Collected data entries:
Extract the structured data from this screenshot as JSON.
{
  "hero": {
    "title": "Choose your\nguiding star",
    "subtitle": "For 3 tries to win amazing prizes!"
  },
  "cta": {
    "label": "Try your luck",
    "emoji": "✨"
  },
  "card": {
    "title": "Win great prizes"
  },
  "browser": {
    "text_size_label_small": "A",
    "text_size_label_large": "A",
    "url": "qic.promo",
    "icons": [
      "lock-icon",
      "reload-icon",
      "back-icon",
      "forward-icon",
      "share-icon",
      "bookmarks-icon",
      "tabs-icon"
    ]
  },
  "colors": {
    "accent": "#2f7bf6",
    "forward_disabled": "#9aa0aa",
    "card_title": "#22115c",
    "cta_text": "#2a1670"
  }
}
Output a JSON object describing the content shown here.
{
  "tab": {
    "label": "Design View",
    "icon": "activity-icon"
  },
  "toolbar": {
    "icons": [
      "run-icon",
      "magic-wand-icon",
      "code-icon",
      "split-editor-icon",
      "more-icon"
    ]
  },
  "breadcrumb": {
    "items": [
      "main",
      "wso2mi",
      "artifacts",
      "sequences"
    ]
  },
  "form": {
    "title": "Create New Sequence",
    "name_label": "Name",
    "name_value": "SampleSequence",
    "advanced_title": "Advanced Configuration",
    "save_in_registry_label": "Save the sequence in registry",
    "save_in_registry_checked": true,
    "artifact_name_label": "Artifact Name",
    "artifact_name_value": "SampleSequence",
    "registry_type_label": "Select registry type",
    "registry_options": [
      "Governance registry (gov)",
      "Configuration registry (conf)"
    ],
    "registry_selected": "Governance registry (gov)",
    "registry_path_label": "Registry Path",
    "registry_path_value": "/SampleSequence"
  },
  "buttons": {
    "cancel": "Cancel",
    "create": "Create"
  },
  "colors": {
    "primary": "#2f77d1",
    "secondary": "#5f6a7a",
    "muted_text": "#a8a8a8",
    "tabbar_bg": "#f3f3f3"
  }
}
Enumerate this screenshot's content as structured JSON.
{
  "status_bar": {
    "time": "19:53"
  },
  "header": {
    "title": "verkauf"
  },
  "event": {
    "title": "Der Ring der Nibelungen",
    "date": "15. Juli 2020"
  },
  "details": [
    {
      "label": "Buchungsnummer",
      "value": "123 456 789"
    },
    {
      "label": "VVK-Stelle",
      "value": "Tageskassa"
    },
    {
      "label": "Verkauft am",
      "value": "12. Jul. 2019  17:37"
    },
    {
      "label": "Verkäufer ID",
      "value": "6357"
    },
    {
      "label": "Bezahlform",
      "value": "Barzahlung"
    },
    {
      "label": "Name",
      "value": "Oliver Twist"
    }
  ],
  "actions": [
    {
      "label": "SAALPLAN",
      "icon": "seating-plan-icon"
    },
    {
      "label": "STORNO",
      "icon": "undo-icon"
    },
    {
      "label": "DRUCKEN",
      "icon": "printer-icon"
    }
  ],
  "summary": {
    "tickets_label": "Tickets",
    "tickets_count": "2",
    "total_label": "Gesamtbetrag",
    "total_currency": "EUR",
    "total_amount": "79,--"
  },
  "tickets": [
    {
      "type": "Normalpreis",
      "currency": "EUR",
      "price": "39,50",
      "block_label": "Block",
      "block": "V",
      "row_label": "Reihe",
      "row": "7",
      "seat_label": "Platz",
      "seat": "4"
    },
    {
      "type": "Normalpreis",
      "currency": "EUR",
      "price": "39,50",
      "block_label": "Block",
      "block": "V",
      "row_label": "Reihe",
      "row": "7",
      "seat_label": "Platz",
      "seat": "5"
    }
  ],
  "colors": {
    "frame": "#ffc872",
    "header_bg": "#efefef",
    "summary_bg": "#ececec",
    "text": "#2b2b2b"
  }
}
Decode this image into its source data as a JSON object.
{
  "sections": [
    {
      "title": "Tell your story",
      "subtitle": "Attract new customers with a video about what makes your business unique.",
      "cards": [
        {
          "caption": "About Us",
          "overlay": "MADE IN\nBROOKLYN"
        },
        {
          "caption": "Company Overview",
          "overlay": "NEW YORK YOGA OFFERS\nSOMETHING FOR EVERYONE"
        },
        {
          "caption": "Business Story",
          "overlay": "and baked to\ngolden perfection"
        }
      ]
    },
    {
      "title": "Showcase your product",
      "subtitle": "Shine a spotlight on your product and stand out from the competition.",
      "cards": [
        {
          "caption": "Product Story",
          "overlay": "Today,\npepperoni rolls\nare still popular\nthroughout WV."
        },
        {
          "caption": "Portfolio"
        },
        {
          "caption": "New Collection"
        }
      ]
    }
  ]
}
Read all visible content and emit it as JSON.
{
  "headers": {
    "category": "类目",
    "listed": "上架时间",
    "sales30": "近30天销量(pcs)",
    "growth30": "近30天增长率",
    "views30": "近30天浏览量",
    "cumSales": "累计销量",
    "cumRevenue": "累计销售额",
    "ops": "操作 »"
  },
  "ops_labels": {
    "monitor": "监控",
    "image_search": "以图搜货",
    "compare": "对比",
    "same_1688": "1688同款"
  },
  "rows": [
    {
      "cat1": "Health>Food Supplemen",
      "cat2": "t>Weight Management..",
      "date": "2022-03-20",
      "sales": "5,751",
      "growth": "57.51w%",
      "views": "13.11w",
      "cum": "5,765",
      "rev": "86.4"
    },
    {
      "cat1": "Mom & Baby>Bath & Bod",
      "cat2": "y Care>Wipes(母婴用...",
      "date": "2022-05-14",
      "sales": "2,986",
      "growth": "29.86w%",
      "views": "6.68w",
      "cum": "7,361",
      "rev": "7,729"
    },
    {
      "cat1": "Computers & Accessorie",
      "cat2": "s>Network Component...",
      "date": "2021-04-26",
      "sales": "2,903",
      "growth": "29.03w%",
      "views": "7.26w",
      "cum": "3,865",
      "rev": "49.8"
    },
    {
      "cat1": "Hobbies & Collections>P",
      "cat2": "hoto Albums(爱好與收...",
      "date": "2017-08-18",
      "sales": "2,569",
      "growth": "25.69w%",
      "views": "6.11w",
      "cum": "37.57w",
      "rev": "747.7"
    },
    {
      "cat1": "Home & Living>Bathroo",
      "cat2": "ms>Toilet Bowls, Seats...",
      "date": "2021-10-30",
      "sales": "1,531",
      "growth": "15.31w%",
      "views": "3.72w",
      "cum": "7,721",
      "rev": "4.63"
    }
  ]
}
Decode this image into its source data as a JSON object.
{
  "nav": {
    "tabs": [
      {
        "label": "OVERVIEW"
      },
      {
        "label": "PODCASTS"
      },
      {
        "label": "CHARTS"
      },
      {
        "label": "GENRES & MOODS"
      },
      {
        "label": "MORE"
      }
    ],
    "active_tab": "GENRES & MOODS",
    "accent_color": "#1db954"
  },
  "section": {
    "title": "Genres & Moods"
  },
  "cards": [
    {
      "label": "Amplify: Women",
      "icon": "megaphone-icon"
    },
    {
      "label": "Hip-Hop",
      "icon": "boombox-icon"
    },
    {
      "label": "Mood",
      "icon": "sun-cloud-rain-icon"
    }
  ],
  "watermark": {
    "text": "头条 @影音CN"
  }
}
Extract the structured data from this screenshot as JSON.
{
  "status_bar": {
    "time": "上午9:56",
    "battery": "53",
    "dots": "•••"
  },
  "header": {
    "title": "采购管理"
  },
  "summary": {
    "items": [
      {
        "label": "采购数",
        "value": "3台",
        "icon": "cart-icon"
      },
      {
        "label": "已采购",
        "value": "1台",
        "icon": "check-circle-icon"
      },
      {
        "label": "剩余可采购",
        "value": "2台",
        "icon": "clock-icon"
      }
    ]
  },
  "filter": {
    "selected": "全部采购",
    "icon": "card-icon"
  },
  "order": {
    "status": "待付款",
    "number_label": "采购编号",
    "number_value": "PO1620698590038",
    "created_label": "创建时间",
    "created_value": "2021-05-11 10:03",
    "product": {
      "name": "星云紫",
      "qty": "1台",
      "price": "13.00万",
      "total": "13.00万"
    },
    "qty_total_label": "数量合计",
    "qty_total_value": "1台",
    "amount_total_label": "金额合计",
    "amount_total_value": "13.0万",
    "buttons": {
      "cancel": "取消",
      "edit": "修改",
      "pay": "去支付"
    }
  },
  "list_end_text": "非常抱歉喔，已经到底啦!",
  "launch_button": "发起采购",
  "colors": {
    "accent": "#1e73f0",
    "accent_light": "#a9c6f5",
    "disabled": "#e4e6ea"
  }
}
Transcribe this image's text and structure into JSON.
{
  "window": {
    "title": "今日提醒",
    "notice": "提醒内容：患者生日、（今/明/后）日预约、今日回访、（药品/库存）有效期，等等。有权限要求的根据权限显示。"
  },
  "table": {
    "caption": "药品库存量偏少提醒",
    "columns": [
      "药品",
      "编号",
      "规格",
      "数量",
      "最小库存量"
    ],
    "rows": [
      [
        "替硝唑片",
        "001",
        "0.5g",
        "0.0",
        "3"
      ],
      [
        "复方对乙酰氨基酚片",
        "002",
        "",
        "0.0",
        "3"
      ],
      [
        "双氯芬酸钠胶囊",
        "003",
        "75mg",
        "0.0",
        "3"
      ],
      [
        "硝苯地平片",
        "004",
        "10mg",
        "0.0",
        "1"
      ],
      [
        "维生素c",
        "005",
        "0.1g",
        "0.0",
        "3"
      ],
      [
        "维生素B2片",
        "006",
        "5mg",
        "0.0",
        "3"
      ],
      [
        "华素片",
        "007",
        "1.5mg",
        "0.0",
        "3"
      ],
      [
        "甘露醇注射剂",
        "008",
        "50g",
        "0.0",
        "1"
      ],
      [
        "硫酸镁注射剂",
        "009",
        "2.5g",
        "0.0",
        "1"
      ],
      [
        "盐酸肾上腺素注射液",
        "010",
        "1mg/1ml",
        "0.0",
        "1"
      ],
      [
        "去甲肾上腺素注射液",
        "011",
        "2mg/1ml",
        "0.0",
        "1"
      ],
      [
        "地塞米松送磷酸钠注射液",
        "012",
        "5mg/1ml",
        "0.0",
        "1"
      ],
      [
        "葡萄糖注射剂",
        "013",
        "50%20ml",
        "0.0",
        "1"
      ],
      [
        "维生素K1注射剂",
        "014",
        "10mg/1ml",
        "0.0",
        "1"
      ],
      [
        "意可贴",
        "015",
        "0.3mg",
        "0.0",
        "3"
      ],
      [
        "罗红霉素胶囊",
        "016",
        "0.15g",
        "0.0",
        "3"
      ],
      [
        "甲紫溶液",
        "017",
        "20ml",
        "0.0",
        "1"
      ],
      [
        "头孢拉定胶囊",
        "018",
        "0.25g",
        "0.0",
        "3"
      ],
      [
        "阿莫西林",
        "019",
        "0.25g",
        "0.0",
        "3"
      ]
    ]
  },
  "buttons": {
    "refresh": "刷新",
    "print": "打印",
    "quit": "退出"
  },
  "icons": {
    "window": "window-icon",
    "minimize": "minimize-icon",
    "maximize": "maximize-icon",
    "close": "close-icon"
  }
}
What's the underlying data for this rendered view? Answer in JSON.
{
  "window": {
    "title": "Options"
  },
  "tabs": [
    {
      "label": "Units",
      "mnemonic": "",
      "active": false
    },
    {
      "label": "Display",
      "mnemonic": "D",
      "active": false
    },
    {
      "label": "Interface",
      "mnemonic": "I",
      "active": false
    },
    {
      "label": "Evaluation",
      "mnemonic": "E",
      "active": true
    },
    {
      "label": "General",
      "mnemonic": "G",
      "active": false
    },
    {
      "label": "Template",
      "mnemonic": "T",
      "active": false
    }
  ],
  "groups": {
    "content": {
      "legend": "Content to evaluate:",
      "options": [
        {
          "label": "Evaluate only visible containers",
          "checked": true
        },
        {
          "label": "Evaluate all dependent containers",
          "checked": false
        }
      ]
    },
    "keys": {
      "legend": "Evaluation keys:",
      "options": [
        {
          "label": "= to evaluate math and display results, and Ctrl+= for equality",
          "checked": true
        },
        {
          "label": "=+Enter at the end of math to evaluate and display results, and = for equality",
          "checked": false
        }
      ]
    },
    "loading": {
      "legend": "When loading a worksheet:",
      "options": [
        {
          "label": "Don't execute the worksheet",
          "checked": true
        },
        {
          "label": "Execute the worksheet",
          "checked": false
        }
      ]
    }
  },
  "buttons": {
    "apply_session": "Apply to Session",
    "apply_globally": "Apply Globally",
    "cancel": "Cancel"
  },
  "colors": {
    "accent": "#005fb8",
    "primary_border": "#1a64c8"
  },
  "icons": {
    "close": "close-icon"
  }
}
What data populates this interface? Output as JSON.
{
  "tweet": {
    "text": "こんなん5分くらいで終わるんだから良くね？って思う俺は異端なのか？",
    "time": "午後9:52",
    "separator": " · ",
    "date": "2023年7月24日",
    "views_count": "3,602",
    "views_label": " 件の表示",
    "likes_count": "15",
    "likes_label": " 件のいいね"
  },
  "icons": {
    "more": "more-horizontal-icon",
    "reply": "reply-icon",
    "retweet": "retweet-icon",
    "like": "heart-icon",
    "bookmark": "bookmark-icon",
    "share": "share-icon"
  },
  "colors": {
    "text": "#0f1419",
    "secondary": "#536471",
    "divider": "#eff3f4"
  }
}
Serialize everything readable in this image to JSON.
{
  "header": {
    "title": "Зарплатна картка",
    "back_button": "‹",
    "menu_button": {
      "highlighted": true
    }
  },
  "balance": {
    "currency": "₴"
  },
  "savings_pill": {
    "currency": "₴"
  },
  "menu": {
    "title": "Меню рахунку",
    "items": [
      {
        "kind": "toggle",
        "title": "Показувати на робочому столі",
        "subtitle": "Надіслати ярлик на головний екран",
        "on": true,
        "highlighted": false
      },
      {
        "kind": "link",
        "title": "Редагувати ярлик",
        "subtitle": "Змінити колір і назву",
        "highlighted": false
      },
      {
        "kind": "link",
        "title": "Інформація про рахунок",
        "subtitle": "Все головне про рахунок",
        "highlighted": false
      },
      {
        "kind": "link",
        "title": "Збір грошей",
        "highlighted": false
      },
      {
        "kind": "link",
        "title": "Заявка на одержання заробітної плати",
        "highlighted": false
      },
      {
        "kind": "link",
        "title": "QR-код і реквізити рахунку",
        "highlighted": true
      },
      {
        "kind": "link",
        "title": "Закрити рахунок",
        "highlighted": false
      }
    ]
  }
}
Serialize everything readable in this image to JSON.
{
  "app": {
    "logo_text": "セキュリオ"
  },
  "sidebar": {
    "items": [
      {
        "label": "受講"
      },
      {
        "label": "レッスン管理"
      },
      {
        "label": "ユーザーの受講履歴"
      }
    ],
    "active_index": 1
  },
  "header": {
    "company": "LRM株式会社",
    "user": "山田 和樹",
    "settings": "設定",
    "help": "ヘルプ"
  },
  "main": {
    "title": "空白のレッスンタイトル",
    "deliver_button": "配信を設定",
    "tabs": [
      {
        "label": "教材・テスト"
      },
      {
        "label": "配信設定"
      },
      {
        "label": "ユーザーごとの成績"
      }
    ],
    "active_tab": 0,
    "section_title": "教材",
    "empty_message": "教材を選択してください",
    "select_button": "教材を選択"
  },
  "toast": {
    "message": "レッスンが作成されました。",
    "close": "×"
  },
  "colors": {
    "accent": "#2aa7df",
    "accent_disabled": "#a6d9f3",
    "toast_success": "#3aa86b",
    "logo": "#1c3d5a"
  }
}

EXERCISE AIM
Of the lines in the listing above, how many hold the string "Governance"? Reply with the number only.

SOLUTION FOR THIS PROBLEM
2